§ TO DO
Lines that hold the word "this" should be located and copied.

§ ENTRIES
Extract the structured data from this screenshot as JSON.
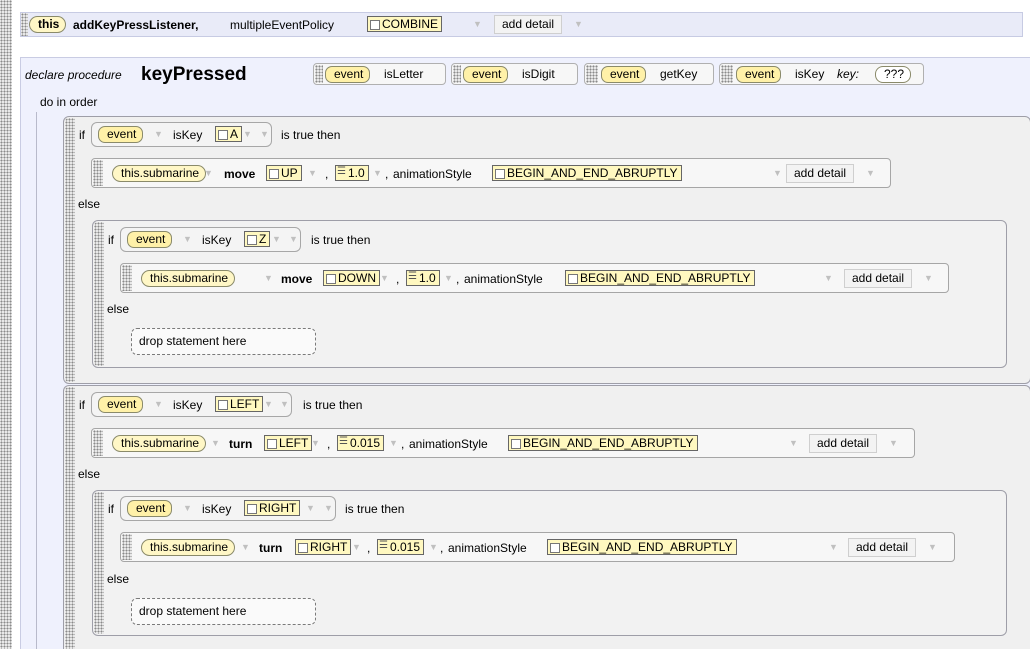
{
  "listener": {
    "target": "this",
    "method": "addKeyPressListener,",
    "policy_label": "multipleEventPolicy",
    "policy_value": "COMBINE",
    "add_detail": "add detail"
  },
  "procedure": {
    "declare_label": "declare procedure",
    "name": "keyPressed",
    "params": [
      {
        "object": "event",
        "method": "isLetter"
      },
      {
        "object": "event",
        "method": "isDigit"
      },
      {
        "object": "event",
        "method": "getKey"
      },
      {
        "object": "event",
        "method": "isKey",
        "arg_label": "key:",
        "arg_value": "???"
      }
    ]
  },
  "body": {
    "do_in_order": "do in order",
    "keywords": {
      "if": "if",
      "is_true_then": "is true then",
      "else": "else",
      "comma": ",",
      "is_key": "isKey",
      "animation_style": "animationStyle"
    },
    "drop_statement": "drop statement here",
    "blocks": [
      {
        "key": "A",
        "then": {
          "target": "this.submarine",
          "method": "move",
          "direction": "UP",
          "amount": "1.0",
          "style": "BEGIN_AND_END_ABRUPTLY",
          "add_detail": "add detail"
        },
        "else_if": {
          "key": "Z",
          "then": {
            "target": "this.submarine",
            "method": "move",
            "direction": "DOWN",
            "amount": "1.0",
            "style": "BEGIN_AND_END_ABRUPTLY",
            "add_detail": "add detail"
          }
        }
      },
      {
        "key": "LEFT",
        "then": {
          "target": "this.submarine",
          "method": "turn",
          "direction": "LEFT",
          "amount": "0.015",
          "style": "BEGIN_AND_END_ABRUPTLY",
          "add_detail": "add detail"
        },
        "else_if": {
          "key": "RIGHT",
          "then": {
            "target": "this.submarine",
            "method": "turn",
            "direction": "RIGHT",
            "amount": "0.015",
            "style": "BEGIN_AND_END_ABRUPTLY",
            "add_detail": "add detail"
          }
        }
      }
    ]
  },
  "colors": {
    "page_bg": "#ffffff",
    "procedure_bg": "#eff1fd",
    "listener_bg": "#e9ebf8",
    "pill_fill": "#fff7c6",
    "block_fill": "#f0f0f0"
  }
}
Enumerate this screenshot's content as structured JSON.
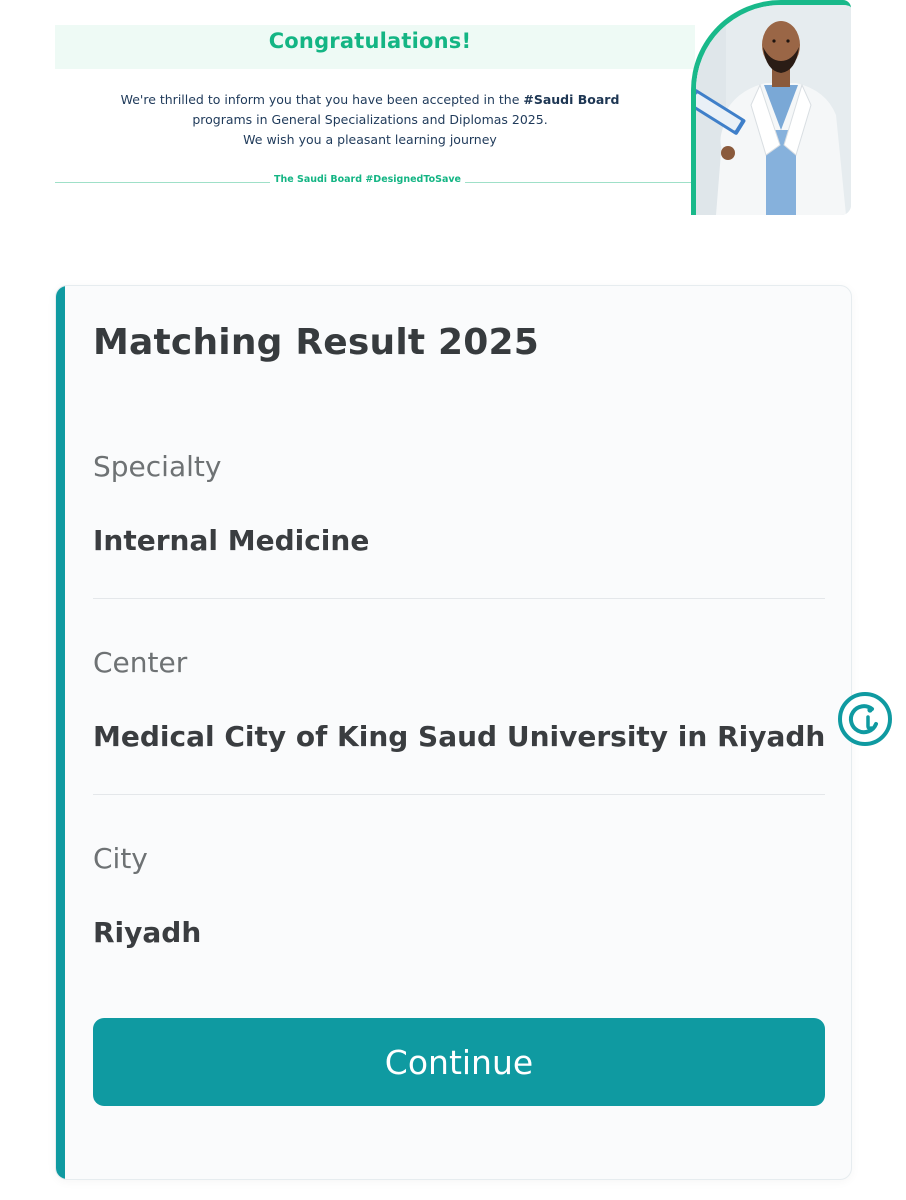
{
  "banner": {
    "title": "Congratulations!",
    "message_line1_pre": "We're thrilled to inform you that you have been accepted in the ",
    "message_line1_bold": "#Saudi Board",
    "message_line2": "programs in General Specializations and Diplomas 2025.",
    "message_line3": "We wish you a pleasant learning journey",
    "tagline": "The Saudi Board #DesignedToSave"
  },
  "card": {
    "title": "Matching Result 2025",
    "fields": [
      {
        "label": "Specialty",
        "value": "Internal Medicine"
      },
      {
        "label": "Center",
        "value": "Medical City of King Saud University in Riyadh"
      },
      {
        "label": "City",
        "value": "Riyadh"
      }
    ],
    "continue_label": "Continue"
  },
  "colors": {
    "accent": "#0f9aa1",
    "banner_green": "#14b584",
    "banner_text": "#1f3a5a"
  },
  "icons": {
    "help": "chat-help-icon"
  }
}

§ ANSWER FOR THE TASK
Extract the structured data from this screenshot as JSON.
    "target": "this",
          "target": "this.submarine",
            "target": "this.submarine",
          "target": "this.submarine",
            "target": "this.submarine",
Enumerate this screenshot's content as structured JSON.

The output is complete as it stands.